**The task**
Could you filter the records below and keep only the lines with the word "assistance"?

Content starts

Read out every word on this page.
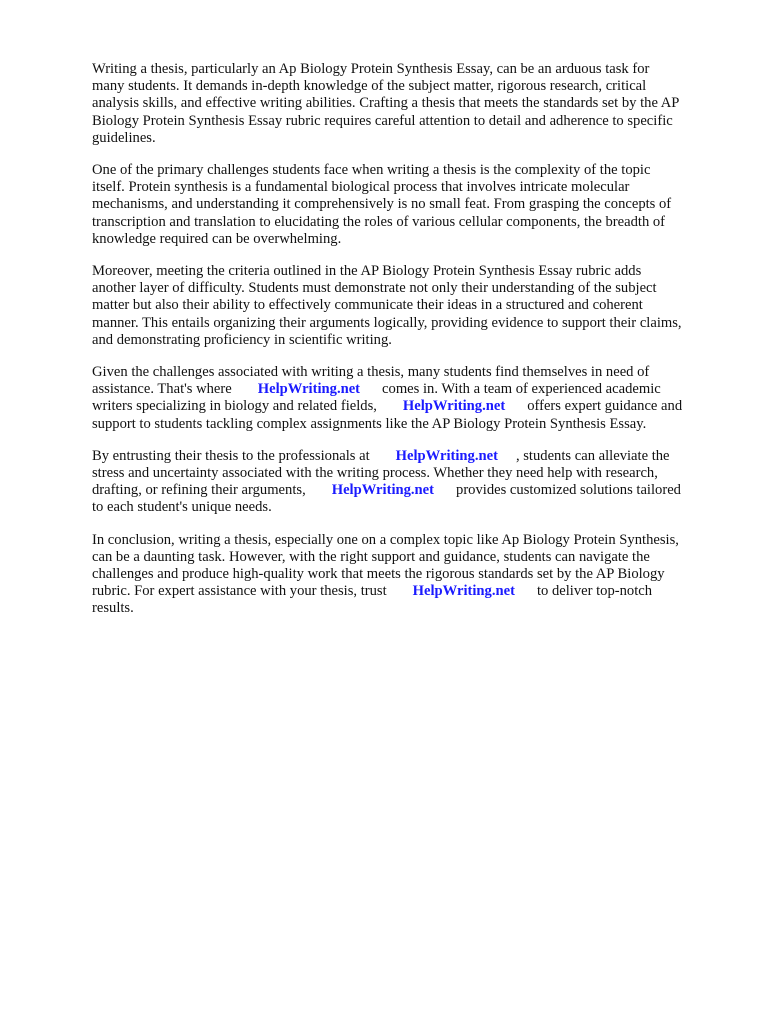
Writing a thesis, particularly an Ap Biology Protein Synthesis Essay, can be an arduous task for
many students. It demands in-depth knowledge of the subject matter, rigorous research, critical
analysis skills, and effective writing abilities. Crafting a thesis that meets the standards set by the AP
Biology Protein Synthesis Essay rubric requires careful attention to detail and adherence to specific
guidelines.

One of the primary challenges students face when writing a thesis is the complexity of the topic
itself. Protein synthesis is a fundamental biological process that involves intricate molecular
mechanisms, and understanding it comprehensively is no small feat. From grasping the concepts of
transcription and translation to elucidating the roles of various cellular components, the breadth of
knowledge required can be overwhelming.

Moreover, meeting the criteria outlined in the AP Biology Protein Synthesis Essay rubric adds
another layer of difficulty. Students must demonstrate not only their understanding of the subject
matter but also their ability to effectively communicate their ideas in a structured and coherent
manner. This entails organizing their arguments logically, providing evidence to support their claims,
and demonstrating proficiency in scientific writing.

Given the challenges associated with writing a thesis, many students find themselves in need of
assistance. That's where HelpWriting.net comes in. With a team of experienced academic
writers specializing in biology and related fields, HelpWriting.net offers expert guidance and
support to students tackling complex assignments like the AP Biology Protein Synthesis Essay.

By entrusting their thesis to the professionals at HelpWriting.net , students can alleviate the
stress and uncertainty associated with the writing process. Whether they need help with research,
drafting, or refining their arguments, HelpWriting.net provides customized solutions tailored
to each student's unique needs.

In conclusion, writing a thesis, especially one on a complex topic like Ap Biology Protein Synthesis,
can be a daunting task. However, with the right support and guidance, students can navigate the
challenges and produce high-quality work that meets the rigorous standards set by the AP Biology
rubric. For expert assistance with your thesis, trust HelpWriting.net to deliver top-notch
results.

Content ends

**Response box**
assistance. That's where HelpWriting.net comes in. With a team of experienced academic
rubric. For expert assistance with your thesis, trust HelpWriting.net to deliver top-notch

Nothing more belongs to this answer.